%%

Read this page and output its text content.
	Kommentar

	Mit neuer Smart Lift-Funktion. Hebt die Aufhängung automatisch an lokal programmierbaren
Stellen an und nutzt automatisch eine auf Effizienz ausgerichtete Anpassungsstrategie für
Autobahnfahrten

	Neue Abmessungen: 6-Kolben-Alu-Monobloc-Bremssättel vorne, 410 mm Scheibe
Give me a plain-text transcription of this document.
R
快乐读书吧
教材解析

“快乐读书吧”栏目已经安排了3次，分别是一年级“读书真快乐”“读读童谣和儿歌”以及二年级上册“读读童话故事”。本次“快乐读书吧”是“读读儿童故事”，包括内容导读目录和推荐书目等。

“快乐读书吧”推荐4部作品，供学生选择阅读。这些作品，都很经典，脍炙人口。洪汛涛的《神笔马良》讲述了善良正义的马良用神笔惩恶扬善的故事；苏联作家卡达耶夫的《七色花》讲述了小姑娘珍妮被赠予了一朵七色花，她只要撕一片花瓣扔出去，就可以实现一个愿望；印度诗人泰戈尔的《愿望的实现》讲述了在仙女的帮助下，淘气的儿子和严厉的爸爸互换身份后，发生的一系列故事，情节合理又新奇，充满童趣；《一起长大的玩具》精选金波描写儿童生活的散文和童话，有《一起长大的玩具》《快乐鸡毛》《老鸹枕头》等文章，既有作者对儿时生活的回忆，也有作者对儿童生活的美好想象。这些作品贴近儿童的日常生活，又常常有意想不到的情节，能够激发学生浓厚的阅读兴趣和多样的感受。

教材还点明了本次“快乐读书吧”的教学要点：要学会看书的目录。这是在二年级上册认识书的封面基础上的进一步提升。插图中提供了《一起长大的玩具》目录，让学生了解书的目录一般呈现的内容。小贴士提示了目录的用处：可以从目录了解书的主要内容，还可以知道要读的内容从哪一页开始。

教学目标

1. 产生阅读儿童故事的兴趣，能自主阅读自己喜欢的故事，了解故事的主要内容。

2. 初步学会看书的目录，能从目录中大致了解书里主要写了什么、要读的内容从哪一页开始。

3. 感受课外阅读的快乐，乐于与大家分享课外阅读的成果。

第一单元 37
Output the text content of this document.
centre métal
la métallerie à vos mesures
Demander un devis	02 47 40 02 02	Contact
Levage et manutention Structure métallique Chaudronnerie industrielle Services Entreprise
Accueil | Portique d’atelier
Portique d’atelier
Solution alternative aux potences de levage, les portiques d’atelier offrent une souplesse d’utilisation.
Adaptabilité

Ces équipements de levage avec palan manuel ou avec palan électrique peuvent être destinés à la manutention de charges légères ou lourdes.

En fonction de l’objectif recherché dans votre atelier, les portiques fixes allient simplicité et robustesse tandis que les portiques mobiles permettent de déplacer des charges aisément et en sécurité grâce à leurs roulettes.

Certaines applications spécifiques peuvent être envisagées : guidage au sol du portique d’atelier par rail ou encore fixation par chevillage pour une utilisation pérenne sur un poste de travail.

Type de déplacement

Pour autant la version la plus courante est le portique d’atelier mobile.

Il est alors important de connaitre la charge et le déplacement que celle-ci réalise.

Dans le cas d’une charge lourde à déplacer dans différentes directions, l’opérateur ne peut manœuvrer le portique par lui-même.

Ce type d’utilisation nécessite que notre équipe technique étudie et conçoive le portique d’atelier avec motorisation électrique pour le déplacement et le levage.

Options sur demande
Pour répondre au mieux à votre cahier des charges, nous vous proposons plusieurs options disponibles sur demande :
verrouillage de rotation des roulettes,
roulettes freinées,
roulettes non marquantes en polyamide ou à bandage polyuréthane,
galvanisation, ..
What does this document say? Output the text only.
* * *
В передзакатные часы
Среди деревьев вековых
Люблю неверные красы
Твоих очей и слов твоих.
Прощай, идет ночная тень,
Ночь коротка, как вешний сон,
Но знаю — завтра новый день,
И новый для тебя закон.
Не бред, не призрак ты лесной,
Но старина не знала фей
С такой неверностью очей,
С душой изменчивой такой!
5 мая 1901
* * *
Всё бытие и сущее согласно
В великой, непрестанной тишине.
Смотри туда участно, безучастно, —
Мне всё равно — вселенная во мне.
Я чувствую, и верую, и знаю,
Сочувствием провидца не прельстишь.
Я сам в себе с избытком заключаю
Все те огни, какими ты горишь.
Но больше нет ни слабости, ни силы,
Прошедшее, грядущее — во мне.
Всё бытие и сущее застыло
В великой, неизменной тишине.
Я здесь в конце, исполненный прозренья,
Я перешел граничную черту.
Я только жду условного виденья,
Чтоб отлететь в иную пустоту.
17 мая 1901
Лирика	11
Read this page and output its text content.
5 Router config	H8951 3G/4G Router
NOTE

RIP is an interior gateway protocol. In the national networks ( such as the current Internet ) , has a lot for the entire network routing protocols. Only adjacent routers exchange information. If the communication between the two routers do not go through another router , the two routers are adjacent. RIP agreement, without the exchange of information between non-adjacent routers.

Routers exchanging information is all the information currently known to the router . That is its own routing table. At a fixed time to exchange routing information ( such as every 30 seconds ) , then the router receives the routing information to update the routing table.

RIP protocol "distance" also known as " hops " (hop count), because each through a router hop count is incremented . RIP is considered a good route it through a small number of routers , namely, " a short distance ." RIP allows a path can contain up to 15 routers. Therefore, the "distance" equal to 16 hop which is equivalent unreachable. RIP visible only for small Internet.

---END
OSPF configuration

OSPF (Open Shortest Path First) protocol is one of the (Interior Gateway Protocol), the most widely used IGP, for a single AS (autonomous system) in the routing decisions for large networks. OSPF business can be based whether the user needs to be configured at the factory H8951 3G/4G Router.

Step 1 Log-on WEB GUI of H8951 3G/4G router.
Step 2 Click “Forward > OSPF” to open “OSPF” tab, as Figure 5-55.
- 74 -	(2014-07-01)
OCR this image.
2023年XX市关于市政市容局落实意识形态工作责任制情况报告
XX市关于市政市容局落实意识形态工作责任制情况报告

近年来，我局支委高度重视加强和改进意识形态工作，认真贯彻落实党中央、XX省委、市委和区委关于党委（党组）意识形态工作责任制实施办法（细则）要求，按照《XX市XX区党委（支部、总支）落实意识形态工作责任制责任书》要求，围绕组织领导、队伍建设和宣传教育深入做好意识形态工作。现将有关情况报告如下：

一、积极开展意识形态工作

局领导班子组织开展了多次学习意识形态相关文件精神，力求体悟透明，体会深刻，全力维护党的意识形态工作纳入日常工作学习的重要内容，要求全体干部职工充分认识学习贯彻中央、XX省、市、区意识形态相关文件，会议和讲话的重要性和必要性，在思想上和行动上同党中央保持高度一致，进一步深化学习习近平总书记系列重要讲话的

%%

§ YOUR TASK: Provide the number of lines in these entries that hold the word "OSPF", without any accompanying text.

§ SOLUTION FOR THIS PROBLEM: 3